EXERCISE REQUIREMENTS: In the following material, identify every line holding the string "REMon" and return it.

ITEMS:
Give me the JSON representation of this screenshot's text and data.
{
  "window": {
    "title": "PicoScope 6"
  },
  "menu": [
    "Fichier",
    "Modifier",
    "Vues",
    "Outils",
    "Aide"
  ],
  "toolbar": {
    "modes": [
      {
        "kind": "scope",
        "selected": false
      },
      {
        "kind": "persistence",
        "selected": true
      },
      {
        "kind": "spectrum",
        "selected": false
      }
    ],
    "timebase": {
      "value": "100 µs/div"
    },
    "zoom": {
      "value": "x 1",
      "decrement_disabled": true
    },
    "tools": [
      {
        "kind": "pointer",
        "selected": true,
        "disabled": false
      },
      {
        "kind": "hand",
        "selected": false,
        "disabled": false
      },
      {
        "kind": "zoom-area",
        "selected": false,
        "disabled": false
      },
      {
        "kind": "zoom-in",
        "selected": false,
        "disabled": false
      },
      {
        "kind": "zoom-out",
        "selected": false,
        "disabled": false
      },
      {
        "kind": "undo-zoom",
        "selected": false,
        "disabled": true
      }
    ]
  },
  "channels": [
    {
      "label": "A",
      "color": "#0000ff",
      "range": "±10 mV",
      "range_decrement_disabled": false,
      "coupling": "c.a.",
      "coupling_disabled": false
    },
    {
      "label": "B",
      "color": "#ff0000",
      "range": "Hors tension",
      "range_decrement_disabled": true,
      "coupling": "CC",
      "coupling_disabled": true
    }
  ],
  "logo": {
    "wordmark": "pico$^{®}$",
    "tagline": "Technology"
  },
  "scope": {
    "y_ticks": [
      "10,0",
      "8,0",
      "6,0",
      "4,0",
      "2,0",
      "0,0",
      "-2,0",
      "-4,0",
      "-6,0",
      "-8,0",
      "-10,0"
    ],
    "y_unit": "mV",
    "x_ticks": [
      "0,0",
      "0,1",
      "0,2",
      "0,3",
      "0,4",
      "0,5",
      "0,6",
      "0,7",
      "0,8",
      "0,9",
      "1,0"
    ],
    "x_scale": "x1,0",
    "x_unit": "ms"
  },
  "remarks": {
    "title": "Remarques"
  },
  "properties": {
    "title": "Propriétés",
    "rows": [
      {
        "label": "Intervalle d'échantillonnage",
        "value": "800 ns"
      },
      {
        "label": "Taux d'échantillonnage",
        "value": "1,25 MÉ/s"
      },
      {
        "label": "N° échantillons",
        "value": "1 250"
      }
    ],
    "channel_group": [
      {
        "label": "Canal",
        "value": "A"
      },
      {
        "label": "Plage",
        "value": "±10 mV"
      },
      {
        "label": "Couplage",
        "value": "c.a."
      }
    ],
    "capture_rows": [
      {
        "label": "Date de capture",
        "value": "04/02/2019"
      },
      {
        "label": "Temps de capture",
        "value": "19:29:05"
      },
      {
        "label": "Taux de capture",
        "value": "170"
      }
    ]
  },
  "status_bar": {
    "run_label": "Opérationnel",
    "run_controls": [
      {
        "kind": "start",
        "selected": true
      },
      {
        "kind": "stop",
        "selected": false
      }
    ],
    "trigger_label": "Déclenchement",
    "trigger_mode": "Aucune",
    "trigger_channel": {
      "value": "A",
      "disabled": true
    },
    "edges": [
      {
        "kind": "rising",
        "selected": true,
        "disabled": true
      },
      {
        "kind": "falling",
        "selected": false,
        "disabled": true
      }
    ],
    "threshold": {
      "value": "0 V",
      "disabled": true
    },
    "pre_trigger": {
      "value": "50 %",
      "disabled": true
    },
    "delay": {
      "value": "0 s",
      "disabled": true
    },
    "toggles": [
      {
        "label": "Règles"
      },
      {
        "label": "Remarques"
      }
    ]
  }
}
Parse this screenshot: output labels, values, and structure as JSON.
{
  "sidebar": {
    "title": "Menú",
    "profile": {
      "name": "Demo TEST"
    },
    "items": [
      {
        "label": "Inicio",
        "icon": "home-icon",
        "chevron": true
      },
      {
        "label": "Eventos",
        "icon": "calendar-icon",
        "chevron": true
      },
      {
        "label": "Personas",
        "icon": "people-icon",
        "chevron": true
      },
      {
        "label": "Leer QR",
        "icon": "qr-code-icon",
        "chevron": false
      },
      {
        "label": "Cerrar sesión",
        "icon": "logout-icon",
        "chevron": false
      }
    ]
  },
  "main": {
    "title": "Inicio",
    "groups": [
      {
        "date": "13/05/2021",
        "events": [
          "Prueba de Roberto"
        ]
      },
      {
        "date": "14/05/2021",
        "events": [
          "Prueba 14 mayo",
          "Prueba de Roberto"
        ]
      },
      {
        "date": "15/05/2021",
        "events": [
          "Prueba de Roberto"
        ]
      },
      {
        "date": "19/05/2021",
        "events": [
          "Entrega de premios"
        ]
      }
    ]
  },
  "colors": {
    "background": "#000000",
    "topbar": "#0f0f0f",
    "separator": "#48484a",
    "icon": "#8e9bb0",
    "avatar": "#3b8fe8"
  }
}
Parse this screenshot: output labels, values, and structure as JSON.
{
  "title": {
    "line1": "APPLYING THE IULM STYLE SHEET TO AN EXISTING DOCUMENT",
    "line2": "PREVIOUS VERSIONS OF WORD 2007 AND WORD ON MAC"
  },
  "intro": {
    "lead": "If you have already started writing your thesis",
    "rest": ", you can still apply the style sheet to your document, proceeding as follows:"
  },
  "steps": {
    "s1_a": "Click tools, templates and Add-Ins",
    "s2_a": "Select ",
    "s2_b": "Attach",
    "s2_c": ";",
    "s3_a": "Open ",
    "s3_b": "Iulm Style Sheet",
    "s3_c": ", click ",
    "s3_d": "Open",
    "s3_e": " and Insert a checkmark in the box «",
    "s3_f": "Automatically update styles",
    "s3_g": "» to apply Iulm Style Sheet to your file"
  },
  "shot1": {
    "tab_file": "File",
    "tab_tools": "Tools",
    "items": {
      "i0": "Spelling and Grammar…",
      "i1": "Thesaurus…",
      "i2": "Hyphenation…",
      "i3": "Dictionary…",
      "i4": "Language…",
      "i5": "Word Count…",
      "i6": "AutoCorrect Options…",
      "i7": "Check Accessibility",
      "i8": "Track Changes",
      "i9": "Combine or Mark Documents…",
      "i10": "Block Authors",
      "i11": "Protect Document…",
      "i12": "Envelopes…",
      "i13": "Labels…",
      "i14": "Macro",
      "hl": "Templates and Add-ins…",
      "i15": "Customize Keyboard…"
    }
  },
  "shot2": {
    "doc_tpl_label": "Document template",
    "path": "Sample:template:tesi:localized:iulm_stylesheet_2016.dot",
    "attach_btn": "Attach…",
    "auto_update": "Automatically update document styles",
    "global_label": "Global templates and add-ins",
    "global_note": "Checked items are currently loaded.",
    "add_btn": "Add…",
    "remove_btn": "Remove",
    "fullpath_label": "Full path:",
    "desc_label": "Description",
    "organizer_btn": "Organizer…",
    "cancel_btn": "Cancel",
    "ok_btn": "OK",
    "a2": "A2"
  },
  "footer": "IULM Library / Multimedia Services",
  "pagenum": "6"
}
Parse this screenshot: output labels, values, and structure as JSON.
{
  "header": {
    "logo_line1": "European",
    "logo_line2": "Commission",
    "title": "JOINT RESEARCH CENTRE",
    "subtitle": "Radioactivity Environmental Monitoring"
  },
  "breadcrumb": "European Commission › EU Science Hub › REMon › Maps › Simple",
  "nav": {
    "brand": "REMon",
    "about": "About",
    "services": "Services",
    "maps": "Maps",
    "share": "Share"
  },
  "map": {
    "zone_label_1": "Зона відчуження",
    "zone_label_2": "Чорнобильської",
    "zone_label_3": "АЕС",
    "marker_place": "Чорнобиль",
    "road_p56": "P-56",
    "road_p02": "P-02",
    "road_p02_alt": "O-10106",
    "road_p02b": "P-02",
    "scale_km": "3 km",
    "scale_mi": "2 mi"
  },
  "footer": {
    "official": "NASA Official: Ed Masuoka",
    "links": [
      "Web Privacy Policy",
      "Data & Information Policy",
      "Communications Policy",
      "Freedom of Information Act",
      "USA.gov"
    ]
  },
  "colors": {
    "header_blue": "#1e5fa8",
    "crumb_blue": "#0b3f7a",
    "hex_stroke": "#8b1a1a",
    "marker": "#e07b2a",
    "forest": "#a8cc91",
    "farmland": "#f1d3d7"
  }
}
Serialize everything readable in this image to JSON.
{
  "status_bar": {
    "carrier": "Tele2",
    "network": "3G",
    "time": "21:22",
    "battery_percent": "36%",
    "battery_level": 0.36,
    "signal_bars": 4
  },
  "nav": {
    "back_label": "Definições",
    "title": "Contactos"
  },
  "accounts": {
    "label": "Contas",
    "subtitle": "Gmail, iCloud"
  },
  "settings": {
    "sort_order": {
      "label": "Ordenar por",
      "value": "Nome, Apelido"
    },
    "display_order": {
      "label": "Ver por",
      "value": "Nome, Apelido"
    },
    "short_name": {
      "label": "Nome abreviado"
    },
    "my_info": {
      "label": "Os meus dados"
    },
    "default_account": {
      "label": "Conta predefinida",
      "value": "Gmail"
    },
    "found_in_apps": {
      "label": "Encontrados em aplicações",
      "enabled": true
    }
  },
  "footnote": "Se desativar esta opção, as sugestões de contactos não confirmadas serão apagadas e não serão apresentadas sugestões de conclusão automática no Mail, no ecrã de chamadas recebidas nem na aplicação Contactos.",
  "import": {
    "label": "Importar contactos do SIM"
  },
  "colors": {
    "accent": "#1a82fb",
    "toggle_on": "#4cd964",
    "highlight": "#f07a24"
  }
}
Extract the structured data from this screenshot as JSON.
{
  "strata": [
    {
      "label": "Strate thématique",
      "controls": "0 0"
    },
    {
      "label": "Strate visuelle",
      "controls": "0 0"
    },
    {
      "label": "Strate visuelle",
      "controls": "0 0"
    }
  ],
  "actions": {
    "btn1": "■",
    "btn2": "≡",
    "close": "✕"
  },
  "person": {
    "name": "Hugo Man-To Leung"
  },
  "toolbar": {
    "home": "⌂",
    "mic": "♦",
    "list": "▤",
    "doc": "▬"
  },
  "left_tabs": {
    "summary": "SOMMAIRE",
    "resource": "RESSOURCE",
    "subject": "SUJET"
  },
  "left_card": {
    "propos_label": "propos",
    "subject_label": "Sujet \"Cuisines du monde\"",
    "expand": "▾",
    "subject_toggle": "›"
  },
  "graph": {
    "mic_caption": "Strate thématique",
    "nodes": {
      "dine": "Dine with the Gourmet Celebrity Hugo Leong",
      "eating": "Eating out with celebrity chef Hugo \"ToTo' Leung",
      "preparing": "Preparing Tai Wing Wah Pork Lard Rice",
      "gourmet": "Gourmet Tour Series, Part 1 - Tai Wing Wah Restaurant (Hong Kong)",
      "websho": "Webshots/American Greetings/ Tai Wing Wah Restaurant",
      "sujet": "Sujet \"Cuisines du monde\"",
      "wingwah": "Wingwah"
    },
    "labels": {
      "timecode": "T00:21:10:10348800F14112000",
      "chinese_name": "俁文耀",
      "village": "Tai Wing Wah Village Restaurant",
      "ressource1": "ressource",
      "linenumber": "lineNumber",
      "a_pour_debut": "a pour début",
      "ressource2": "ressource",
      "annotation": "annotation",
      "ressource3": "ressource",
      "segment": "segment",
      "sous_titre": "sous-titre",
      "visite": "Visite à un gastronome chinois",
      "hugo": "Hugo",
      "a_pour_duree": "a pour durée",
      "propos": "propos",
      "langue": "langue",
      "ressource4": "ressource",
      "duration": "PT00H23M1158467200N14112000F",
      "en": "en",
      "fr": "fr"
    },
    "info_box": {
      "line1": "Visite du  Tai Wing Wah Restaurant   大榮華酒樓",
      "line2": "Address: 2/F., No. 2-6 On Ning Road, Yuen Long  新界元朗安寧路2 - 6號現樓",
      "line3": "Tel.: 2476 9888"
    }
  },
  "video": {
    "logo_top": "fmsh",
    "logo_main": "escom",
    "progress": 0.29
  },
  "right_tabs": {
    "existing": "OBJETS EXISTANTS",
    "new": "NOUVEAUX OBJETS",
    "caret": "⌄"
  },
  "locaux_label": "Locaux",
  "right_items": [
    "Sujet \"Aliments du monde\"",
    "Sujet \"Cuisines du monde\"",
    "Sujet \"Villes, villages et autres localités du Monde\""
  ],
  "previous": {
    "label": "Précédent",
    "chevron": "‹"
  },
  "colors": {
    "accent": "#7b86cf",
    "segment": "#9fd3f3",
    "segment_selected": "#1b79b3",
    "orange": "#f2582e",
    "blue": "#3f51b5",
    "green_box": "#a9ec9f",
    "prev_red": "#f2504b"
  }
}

FINAL RESULT:
  "breadcrumb": "European Commission › EU Science Hub › REMon › Maps › Simple",
    "brand": "REMon",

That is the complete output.